_Task objective:_
Each line in the entries below that holds the string "Denaturierung" must be copied.

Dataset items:
····················
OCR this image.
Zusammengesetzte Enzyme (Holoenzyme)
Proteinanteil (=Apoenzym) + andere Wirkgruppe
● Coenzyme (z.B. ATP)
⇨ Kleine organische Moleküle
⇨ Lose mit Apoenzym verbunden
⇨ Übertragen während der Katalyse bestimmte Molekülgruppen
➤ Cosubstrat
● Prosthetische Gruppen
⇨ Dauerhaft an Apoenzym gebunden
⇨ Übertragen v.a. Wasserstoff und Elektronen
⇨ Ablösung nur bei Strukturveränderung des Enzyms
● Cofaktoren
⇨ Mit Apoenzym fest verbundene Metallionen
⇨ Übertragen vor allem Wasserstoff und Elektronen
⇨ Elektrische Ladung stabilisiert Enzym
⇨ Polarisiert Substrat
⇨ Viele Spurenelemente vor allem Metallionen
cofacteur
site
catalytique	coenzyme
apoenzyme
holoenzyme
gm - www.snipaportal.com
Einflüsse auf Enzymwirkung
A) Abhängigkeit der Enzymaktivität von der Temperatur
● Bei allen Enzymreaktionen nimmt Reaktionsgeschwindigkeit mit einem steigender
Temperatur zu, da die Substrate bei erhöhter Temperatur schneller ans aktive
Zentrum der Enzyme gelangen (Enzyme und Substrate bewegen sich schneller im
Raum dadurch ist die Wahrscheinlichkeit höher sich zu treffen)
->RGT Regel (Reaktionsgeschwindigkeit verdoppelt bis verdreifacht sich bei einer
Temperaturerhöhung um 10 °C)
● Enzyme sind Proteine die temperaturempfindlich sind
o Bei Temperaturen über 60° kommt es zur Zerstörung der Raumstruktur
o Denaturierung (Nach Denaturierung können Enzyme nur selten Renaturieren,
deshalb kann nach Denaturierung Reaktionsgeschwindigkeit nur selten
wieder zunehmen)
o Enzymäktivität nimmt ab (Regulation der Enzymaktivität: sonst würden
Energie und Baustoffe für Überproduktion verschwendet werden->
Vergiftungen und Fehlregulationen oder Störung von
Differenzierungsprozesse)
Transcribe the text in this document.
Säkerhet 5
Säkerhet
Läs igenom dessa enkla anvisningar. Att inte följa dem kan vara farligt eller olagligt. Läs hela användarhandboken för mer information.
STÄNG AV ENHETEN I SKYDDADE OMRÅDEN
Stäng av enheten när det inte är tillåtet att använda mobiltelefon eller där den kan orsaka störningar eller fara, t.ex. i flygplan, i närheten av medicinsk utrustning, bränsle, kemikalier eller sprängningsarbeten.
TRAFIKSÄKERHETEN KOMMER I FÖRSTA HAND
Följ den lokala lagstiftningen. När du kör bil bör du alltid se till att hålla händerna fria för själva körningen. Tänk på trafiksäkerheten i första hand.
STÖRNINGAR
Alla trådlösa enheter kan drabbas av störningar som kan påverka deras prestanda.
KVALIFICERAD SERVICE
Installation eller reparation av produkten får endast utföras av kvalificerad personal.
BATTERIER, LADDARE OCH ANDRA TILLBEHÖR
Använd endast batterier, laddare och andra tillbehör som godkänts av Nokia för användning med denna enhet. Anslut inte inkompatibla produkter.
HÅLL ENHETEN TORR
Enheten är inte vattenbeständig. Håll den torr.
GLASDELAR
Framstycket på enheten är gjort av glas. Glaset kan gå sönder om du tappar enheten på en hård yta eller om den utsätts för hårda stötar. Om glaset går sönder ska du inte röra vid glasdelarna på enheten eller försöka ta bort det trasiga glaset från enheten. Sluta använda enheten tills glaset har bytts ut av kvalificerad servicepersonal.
····················
_Answer below:_
o Denaturierung (Nach Denaturierung können Enzyme nur selten Renaturieren,
deshalb kann nach Denaturierung Reaktionsgeschwindigkeit nur selten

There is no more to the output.